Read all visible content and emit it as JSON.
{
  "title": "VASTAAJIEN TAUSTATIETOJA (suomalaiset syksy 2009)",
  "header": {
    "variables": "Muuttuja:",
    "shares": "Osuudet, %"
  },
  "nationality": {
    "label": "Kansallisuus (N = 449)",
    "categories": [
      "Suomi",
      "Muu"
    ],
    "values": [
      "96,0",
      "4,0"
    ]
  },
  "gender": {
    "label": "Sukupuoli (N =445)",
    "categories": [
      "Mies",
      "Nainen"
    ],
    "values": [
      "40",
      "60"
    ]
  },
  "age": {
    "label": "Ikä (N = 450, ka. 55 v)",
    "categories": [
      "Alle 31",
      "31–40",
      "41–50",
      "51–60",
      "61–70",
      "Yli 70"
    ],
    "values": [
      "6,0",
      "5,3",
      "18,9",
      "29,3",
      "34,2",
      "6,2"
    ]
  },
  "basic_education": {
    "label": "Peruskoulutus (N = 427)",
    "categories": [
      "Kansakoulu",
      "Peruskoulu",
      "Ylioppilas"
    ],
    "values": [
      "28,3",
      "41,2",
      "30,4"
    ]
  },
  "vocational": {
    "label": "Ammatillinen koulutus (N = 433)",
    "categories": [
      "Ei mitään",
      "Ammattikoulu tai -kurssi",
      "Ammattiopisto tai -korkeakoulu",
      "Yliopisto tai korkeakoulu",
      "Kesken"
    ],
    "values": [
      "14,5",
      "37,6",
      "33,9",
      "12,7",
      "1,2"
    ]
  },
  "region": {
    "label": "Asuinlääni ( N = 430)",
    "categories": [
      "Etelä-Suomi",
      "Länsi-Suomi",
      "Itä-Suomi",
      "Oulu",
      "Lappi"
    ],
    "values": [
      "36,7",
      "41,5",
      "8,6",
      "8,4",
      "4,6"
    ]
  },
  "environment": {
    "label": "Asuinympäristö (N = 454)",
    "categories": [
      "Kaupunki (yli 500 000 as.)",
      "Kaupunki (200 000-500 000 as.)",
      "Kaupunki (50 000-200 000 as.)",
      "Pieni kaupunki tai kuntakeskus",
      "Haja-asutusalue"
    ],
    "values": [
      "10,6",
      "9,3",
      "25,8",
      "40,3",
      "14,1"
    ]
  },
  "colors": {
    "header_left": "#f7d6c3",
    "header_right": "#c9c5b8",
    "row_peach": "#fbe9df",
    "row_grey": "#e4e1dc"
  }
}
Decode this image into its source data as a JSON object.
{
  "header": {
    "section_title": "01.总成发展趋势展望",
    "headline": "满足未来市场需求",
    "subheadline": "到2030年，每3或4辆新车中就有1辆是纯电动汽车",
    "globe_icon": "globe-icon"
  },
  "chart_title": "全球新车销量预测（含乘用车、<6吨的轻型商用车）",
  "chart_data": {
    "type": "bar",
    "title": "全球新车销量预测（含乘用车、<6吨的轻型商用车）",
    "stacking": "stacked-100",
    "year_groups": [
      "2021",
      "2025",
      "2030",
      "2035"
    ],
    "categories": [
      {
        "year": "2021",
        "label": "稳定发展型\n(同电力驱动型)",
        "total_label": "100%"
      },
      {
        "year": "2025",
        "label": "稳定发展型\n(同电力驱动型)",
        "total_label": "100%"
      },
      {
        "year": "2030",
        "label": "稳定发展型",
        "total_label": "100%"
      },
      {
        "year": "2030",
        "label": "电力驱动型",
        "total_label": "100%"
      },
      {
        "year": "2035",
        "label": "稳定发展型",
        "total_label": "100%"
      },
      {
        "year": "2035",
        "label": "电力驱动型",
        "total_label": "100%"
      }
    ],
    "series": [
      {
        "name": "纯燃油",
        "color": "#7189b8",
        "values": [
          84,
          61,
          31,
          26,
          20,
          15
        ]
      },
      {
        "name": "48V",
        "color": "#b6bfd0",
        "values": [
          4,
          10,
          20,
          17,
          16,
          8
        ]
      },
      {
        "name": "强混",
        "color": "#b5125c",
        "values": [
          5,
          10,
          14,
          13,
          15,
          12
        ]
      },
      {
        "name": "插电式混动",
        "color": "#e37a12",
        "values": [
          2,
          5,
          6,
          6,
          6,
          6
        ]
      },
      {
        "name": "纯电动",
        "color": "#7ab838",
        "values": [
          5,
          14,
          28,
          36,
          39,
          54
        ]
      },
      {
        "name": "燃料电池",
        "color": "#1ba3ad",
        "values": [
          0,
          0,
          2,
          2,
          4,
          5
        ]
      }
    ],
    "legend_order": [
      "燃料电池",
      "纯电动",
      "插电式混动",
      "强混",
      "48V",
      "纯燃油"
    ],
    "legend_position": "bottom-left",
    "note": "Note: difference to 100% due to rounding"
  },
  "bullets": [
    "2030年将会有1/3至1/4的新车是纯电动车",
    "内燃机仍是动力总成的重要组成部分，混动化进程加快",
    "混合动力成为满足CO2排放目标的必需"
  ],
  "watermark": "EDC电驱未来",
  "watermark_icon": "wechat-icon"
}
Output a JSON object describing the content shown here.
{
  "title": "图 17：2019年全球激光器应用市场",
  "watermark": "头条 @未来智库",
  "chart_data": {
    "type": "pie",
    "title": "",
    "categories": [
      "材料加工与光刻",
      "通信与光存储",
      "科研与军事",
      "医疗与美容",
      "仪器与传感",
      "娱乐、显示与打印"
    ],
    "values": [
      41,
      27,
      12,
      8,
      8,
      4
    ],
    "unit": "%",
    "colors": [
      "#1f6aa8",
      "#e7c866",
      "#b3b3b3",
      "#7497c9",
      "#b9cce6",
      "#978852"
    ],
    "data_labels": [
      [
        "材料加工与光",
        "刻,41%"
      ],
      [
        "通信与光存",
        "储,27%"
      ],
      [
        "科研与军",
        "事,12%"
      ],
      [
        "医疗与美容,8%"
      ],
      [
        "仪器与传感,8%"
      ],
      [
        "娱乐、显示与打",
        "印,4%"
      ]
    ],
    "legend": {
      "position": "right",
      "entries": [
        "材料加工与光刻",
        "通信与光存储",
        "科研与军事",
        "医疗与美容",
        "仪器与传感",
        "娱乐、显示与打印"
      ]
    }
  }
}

EXERCISE AIM: Repeat the records exactly, including every line.

EXERCISE RESULT:
Read all visible content and emit it as JSON.
{
  "title": "VASTAAJIEN TAUSTATIETOJA (suomalaiset syksy 2009)",
  "header": {
    "variables": "Muuttuja:",
    "shares": "Osuudet, %"
  },
  "nationality": {
    "label": "Kansallisuus (N = 449)",
    "categories": [
      "Suomi",
      "Muu"
    ],
    "values": [
      "96,0",
      "4,0"
    ]
  },
  "gender": {
    "label": "Sukupuoli (N =445)",
    "categories": [
      "Mies",
      "Nainen"
    ],
    "values": [
      "40",
      "60"
    ]
  },
  "age": {
    "label": "Ikä (N = 450, ka. 55 v)",
    "categories": [
      "Alle 31",
      "31–40",
      "41–50",
      "51–60",
      "61–70",
      "Yli 70"
    ],
    "values": [
      "6,0",
      "5,3",
      "18,9",
      "29,3",
      "34,2",
      "6,2"
    ]
  },
  "basic_education": {
    "label": "Peruskoulutus (N = 427)",
    "categories": [
      "Kansakoulu",
      "Peruskoulu",
      "Ylioppilas"
    ],
    "values": [
      "28,3",
      "41,2",
      "30,4"
    ]
  },
  "vocational": {
    "label": "Ammatillinen koulutus (N = 433)",
    "categories": [
      "Ei mitään",
      "Ammattikoulu tai -kurssi",
      "Ammattiopisto tai -korkeakoulu",
      "Yliopisto tai korkeakoulu",
      "Kesken"
    ],
    "values": [
      "14,5",
      "37,6",
      "33,9",
      "12,7",
      "1,2"
    ]
  },
  "region": {
    "label": "Asuinlääni ( N = 430)",
    "categories": [
      "Etelä-Suomi",
      "Länsi-Suomi",
      "Itä-Suomi",
      "Oulu",
      "Lappi"
    ],
    "values": [
      "36,7",
      "41,5",
      "8,6",
      "8,4",
      "4,6"
    ]
  },
  "environment": {
    "label": "Asuinympäristö (N = 454)",
    "categories": [
      "Kaupunki (yli 500 000 as.)",
      "Kaupunki (200 000-500 000 as.)",
      "Kaupunki (50 000-200 000 as.)",
      "Pieni kaupunki tai kuntakeskus",
      "Haja-asutusalue"
    ],
    "values": [
      "10,6",
      "9,3",
      "25,8",
      "40,3",
      "14,1"
    ]
  },
  "colors": {
    "header_left": "#f7d6c3",
    "header_right": "#c9c5b8",
    "row_peach": "#fbe9df",
    "row_grey": "#e4e1dc"
  }
}
Decode this image into its source data as a JSON object.
{
  "header": {
    "section_title": "01.总成发展趋势展望",
    "headline": "满足未来市场需求",
    "subheadline": "到2030年，每3或4辆新车中就有1辆是纯电动汽车",
    "globe_icon": "globe-icon"
  },
  "chart_title": "全球新车销量预测（含乘用车、<6吨的轻型商用车）",
  "chart_data": {
    "type": "bar",
    "title": "全球新车销量预测（含乘用车、<6吨的轻型商用车）",
    "stacking": "stacked-100",
    "year_groups": [
      "2021",
      "2025",
      "2030",
      "2035"
    ],
    "categories": [
      {
        "year": "2021",
        "label": "稳定发展型\n(同电力驱动型)",
        "total_label": "100%"
      },
      {
        "year": "2025",
        "label": "稳定发展型\n(同电力驱动型)",
        "total_label": "100%"
      },
      {
        "year": "2030",
        "label": "稳定发展型",
        "total_label": "100%"
      },
      {
        "year": "2030",
        "label": "电力驱动型",
        "total_label": "100%"
      },
      {
        "year": "2035",
        "label": "稳定发展型",
        "total_label": "100%"
      },
      {
        "year": "2035",
        "label": "电力驱动型",
        "total_label": "100%"
      }
    ],
    "series": [
      {
        "name": "纯燃油",
        "color": "#7189b8",
        "values": [
          84,
          61,
          31,
          26,
          20,
          15
        ]
      },
      {
        "name": "48V",
        "color": "#b6bfd0",
        "values": [
          4,
          10,
          20,
          17,
          16,
          8
        ]
      },
      {
        "name": "强混",
        "color": "#b5125c",
        "values": [
          5,
          10,
          14,
          13,
          15,
          12
        ]
      },
      {
        "name": "插电式混动",
        "color": "#e37a12",
        "values": [
          2,
          5,
          6,
          6,
          6,
          6
        ]
      },
      {
        "name": "纯电动",
        "color": "#7ab838",
        "values": [
          5,
          14,
          28,
          36,
          39,
          54
        ]
      },
      {
        "name": "燃料电池",
        "color": "#1ba3ad",
        "values": [
          0,
          0,
          2,
          2,
          4,
          5
        ]
      }
    ],
    "legend_order": [
      "燃料电池",
      "纯电动",
      "插电式混动",
      "强混",
      "48V",
      "纯燃油"
    ],
    "legend_position": "bottom-left",
    "note": "Note: difference to 100% due to rounding"
  },
  "bullets": [
    "2030年将会有1/3至1/4的新车是纯电动车",
    "内燃机仍是动力总成的重要组成部分，混动化进程加快",
    "混合动力成为满足CO2排放目标的必需"
  ],
  "watermark": "EDC电驱未来",
  "watermark_icon": "wechat-icon"
}
Output a JSON object describing the content shown here.
{
  "title": "图 17：2019年全球激光器应用市场",
  "watermark": "头条 @未来智库",
  "chart_data": {
    "type": "pie",
    "title": "",
    "categories": [
      "材料加工与光刻",
      "通信与光存储",
      "科研与军事",
      "医疗与美容",
      "仪器与传感",
      "娱乐、显示与打印"
    ],
    "values": [
      41,
      27,
      12,
      8,
      8,
      4
    ],
    "unit": "%",
    "colors": [
      "#1f6aa8",
      "#e7c866",
      "#b3b3b3",
      "#7497c9",
      "#b9cce6",
      "#978852"
    ],
    "data_labels": [
      [
        "材料加工与光",
        "刻,41%"
      ],
      [
        "通信与光存",
        "储,27%"
      ],
      [
        "科研与军",
        "事,12%"
      ],
      [
        "医疗与美容,8%"
      ],
      [
        "仪器与传感,8%"
      ],
      [
        "娱乐、显示与打",
        "印,4%"
      ]
    ],
    "legend": {
      "position": "right",
      "entries": [
        "材料加工与光刻",
        "通信与光存储",
        "科研与军事",
        "医疗与美容",
        "仪器与传感",
        "娱乐、显示与打印"
      ]
    }
  }
}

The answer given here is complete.